**Stated goal**
Retype the lines of the material from the one containing "160, 618, 546]" through the one containing "34, 743, 636]", both included, changing nothing.

**Record extracts**
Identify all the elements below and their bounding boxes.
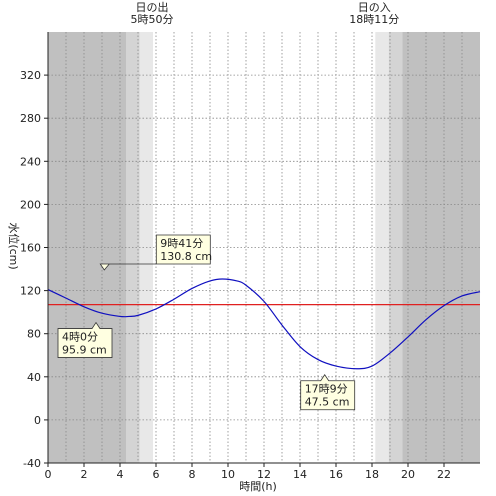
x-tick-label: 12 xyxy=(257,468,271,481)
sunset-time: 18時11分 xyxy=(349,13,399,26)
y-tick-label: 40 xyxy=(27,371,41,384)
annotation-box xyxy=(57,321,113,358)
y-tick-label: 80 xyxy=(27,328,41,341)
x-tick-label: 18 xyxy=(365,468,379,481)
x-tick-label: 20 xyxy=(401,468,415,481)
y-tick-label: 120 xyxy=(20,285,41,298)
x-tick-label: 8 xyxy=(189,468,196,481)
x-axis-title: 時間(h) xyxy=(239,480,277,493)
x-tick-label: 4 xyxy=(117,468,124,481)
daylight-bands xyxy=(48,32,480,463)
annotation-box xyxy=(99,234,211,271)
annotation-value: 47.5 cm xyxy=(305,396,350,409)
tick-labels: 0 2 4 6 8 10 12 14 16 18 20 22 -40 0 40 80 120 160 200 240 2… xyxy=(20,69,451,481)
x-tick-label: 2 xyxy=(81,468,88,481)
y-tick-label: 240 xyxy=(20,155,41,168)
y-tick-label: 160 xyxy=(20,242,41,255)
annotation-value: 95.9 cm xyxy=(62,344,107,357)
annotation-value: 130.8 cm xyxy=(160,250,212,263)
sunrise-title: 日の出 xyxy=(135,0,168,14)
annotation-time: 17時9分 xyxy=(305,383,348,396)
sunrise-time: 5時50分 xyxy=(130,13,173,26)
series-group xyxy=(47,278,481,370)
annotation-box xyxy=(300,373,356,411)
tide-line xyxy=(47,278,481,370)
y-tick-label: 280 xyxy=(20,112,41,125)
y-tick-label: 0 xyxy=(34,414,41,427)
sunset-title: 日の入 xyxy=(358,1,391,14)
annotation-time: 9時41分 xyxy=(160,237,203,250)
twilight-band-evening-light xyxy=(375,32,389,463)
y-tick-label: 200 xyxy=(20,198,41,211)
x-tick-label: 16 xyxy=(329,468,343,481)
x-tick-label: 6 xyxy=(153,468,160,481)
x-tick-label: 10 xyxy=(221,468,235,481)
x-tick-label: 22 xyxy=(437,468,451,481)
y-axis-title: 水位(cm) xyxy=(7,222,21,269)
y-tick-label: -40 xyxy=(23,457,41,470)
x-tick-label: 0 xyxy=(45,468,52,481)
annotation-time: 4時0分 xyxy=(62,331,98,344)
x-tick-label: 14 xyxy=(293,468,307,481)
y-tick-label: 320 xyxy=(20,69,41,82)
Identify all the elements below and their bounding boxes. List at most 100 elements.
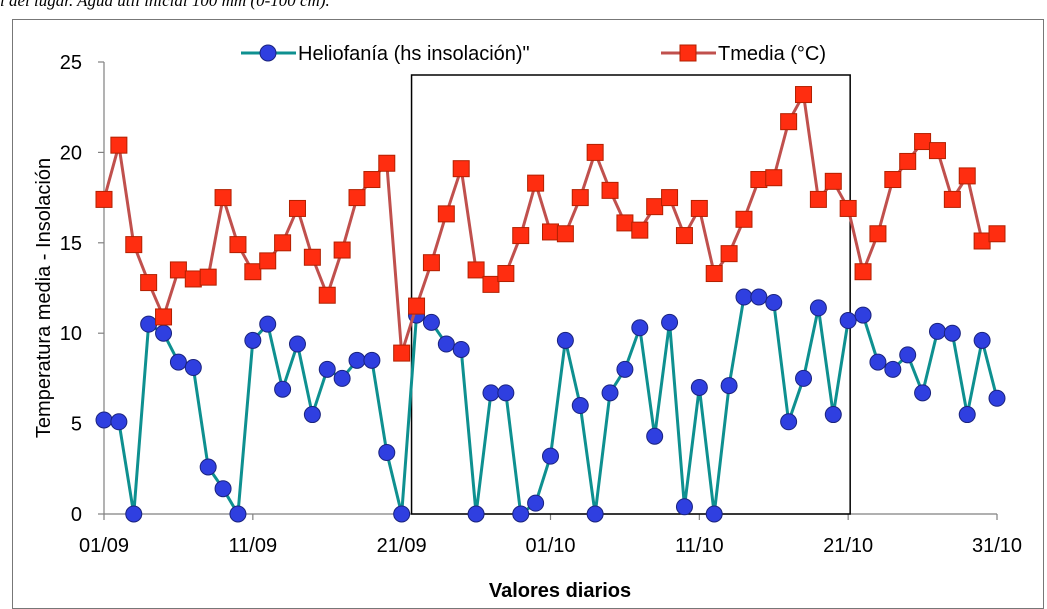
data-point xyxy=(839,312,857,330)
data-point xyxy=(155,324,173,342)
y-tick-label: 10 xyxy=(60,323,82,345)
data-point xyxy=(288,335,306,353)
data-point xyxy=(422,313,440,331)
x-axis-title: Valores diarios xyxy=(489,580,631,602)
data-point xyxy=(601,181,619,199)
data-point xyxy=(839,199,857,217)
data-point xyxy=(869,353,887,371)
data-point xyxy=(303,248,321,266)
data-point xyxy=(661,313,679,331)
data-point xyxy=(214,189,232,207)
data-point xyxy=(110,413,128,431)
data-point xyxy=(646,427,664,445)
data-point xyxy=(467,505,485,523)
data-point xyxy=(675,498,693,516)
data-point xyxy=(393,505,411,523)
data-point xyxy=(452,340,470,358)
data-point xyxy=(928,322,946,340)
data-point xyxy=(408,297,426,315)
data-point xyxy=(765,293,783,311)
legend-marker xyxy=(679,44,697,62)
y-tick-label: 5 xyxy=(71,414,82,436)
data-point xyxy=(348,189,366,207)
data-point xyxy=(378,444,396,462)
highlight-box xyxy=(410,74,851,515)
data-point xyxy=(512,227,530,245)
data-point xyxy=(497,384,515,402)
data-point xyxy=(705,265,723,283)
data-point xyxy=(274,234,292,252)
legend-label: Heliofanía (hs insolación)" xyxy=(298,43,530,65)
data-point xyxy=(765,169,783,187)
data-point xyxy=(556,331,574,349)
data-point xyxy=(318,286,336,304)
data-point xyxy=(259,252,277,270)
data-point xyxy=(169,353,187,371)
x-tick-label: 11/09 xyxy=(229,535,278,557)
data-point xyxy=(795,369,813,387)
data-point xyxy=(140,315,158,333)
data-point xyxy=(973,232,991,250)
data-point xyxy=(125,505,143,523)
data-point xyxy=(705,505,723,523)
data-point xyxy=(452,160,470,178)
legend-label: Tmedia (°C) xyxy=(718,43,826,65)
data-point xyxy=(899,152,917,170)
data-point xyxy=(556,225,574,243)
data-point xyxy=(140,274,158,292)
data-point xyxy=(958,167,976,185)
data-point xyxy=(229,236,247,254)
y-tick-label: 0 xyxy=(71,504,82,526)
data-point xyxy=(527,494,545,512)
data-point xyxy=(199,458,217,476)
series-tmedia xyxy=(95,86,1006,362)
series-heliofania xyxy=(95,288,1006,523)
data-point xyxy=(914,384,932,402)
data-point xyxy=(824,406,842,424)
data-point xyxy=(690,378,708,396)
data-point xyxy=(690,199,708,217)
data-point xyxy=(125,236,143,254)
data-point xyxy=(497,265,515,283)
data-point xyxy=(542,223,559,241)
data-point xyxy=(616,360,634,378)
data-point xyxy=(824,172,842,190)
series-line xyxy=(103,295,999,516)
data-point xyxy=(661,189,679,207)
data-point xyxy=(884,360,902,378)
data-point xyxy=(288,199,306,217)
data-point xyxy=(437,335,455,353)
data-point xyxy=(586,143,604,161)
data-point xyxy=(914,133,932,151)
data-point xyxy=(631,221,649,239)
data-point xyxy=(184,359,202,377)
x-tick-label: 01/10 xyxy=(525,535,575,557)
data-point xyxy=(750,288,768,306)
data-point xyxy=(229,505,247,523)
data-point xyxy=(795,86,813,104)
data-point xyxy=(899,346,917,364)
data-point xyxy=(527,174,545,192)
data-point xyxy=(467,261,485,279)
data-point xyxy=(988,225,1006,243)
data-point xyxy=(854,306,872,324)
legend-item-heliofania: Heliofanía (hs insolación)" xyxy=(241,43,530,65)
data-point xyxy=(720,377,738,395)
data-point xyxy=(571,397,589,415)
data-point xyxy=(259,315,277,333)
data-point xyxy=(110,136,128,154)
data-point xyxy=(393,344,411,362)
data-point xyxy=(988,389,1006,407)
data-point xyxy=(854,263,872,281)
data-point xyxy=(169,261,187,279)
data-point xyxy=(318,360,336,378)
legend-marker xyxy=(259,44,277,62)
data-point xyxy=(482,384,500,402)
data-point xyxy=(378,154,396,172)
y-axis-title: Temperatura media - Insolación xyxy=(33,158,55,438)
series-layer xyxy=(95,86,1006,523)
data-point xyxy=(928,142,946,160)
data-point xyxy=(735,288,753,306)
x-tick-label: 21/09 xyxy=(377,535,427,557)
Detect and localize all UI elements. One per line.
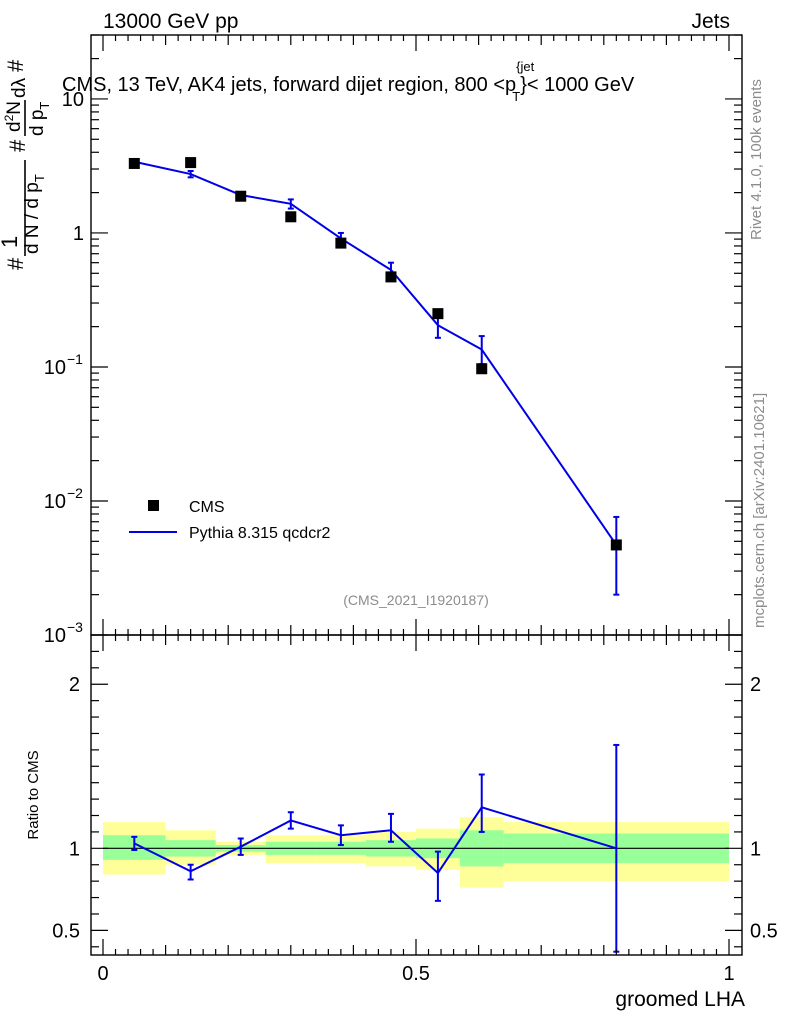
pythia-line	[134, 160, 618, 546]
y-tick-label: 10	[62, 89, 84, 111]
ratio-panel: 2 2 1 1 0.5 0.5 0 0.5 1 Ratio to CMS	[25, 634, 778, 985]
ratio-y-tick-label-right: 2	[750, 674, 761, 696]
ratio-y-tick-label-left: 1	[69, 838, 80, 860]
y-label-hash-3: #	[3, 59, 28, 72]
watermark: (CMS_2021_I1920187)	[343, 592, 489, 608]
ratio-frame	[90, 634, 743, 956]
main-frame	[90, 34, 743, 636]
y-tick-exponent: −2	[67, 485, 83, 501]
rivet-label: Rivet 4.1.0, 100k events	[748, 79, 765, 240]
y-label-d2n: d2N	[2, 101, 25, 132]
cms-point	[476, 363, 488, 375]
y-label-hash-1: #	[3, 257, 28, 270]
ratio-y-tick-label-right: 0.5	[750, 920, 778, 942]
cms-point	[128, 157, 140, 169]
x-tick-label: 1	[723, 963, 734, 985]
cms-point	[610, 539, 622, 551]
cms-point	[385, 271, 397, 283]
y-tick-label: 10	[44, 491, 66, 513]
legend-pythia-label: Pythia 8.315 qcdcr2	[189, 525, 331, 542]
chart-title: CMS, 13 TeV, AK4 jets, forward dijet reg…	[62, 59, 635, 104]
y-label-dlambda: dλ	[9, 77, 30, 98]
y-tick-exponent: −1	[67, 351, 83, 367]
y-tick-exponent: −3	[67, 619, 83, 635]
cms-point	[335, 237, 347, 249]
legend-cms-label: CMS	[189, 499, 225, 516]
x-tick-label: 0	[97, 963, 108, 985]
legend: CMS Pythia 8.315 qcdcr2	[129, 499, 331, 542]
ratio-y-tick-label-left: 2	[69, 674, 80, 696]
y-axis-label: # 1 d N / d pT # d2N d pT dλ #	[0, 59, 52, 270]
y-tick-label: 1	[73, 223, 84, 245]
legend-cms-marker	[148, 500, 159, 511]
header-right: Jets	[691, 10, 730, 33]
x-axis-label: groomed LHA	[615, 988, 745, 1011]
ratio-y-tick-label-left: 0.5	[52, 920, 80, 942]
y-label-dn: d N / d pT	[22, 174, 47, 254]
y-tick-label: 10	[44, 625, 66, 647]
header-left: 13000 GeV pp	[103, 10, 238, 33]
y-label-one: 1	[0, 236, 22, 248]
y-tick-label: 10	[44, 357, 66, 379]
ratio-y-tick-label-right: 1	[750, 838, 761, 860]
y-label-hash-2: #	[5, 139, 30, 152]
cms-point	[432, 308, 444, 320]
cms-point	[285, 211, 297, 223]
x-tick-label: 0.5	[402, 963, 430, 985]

**Complete answer**
pythia-line	[134, 160, 618, 546]
y-tick-label: 10	[62, 89, 84, 111]
ratio-panel: 2 2 1 1 0.5 0.5 0 0.5 1 Ratio to CMS	[25, 634, 778, 985]
ratio-y-tick-label-right: 2	[750, 674, 761, 696]
ratio-y-tick-label-left: 1	[69, 838, 80, 860]
y-label-hash-3: #	[3, 59, 28, 72]
watermark: (CMS_2021_I1920187)	[343, 592, 489, 608]
ratio-frame	[90, 634, 743, 956]
main-frame	[90, 34, 743, 636]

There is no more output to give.